→ Texto dado:
*-*-*

Sin embargo hay que decirlo con todas sus letras: esa magia se puede encarnar en estas tierras en cualquier momento y con cualquier petiso (Ronaldinho y Messi han sido sus últimos destellos), pero se ha ido diluyendo (la técnica, el talento y la inspiración han cedido cada vez su lugar a la velocidad, la fuerza y la estrategia: es trágico que este bello juego se esté volviendo más físico, más mecánico, más europeizante y menos latinoamericano). Por eso a 50 años de distancia hay que recordar que nunca como entonces la magia de la que habla Pier Paolo, pudo cristalizarse de forma más contundente.

*-*-*

→ Listado mostrado:
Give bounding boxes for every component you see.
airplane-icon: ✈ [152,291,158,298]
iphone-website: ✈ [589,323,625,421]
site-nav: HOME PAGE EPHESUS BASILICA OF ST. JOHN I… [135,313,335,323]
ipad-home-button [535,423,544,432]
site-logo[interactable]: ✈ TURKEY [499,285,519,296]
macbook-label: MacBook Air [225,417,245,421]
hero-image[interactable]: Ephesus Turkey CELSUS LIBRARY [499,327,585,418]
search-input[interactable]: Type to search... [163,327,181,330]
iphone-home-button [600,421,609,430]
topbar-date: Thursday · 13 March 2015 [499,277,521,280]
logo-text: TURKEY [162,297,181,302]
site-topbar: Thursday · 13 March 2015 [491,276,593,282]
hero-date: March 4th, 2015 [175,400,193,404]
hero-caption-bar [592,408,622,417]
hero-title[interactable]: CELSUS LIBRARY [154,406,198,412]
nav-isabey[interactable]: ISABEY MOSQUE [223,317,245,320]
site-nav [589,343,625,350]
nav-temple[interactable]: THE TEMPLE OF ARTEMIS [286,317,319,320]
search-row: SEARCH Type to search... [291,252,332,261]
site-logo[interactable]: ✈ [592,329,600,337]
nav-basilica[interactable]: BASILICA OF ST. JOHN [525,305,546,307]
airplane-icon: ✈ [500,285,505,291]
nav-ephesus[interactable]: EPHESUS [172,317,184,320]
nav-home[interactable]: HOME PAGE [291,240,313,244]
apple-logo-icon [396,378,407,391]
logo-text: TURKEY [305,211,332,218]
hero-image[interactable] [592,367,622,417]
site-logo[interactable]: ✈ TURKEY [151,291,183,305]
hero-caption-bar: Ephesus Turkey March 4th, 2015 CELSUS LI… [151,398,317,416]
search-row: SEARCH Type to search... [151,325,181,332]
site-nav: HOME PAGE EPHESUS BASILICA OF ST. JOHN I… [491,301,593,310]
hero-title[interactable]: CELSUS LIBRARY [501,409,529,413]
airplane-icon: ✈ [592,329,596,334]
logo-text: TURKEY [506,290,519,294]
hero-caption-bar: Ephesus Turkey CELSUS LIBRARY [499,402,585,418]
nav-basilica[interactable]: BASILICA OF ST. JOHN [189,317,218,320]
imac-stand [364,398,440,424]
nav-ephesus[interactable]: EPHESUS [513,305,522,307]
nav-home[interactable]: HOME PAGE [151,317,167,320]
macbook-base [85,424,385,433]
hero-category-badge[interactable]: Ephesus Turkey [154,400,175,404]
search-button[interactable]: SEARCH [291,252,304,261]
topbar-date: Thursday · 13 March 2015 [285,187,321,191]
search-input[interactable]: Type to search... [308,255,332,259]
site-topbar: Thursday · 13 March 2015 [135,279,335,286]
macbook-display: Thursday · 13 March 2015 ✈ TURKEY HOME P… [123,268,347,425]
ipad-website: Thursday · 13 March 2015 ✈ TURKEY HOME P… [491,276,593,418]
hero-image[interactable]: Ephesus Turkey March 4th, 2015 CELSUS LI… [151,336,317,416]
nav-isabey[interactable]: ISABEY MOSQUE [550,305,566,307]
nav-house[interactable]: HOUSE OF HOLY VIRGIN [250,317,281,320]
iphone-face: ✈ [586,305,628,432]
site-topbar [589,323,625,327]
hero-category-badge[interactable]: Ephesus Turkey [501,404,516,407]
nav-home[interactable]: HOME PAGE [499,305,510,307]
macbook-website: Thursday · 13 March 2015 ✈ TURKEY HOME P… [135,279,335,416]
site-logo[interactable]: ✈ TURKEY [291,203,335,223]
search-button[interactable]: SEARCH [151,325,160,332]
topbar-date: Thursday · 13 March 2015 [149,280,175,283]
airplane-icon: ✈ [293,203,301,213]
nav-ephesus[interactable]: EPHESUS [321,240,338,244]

*-*-*

→ Tareas a realizar:
1 – Según el texto sobre el fútbol, ¿quiénes han sido los últimos destellos de esa magia?
2 – Transcriba el texto sobre el fútbol a partir de las palabras "Sin embargo hay" y deténgase después de "forma más contundente.".
El listado proviene de una fuente distinta a la del texto.

→ Resultados esperados:
1 – Ronaldinho y Messi.

2 –
Sin embargo hay que decirlo con todas sus letras: esa magia se puede encarnar en estas tierras en cualquier momento y con cualquier petiso (Ronaldinho y Messi han sido sus últimos destellos), pero se ha ido diluyendo (la técnica, el talento y la inspiración han cedido cada vez su lugar a la velocidad, la fuerza y la estrategia: es trágico que este bello juego se esté volviendo más físico, más mecánico, más europeizante y menos latinoamericano). Por eso a 50 años de distancia hay que recordar que nunca como entonces la magia de la que habla Pier Paolo, pudo cristalizarse de forma más contundente.